** Information shown **
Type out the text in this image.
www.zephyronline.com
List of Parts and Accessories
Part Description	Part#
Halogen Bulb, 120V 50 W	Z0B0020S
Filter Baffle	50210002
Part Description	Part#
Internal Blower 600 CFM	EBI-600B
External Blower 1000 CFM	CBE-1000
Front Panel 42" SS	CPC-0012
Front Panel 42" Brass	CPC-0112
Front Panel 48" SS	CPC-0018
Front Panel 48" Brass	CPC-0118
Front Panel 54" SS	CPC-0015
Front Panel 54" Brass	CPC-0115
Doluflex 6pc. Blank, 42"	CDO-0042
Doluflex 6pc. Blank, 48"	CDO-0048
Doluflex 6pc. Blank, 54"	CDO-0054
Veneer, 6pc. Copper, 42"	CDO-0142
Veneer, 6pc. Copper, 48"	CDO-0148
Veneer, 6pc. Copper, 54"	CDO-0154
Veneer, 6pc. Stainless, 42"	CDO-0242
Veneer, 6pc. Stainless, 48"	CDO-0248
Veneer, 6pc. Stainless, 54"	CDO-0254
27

** Required work **
Tally the lines in the entries above that hold the word "Doluflex". Reply with nothing but that count.

** Solution below **
3